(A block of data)
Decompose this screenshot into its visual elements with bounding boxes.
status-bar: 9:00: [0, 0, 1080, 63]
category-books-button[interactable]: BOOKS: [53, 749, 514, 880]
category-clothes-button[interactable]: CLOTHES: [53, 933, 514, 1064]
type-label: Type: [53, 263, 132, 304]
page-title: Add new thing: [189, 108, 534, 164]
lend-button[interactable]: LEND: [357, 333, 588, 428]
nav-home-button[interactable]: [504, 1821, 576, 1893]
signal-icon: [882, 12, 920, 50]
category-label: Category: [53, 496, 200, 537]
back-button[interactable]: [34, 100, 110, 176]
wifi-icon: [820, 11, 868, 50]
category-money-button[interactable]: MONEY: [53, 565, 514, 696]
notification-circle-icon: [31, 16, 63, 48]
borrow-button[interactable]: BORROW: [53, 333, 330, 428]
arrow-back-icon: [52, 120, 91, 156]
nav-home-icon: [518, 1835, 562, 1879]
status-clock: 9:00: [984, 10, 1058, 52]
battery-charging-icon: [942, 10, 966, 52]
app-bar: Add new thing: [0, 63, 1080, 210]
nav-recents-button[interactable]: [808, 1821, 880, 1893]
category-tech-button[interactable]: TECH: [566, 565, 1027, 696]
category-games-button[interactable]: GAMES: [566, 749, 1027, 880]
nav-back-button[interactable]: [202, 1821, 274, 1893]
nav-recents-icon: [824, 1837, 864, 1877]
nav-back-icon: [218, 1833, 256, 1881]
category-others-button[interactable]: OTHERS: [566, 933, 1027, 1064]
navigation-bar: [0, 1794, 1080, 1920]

* **The task**
Convert every line of the material above into a Markdown table with the columns "No." and "Text", numbering the rows in order and skipping any blank lines.

* **Result below**
| No. | Text |
|---|---|
| 1 | Decompose this screenshot into its visual elements with bounding boxes. |
| 2 | status-bar: 9:00: [0, 0, 1080, 63] |
| 3 | category-books-button[interactable]: BOOKS: [53, 749, 514, 880] |
| 4 | category-clothes-button[interactable]: CLOTHES: [53, 933, 514, 1064] |
| 5 | type-label: Type: [53, 263, 132, 304] |
| 6 | page-title: Add new thing: [189, 108, 534, 164] |
| 7 | lend-button[interactable]: LEND: [357, 333, 588, 428] |
| 8 | nav-home-button[interactable]: [504, 1821, 576, 1893] |
| 9 | signal-icon: [882, 12, 920, 50] |
| 10 | category-label: Category: [53, 496, 200, 537] |
| 11 | back-button[interactable]: [34, 100, 110, 176] |
| 12 | wifi-icon: [820, 11, 868, 50] |
| 13 | category-money-button[interactable]: MONEY: [53, 565, 514, 696] |
| 14 | notification-circle-icon: [31, 16, 63, 48] |
| 15 | borrow-button[interactable]: BORROW: [53, 333, 330, 428] |
| 16 | arrow-back-icon: [52, 120, 91, 156] |
| 17 | nav-home-icon: [518, 1835, 562, 1879] |
| 18 | status-clock: 9:00: [984, 10, 1058, 52] |
| 19 | battery-charging-icon: [942, 10, 966, 52] |
| 20 | app-bar: Add new thing: [0, 63, 1080, 210] |
| 21 | nav-recents-button[interactable]: [808, 1821, 880, 1893] |
| 22 | category-tech-button[interactable]: TECH: [566, 565, 1027, 696] |
| 23 | category-games-button[interactable]: GAMES: [566, 749, 1027, 880] |
| 24 | nav-back-button[interactable]: [202, 1821, 274, 1893] |
| 25 | nav-recents-icon: [824, 1837, 864, 1877] |
| 26 | nav-back-icon: [218, 1833, 256, 1881] |
| 27 | category-others-button[interactable]: OTHERS: [566, 933, 1027, 1064] |
| 28 | navigation-bar: [0, 1794, 1080, 1920] |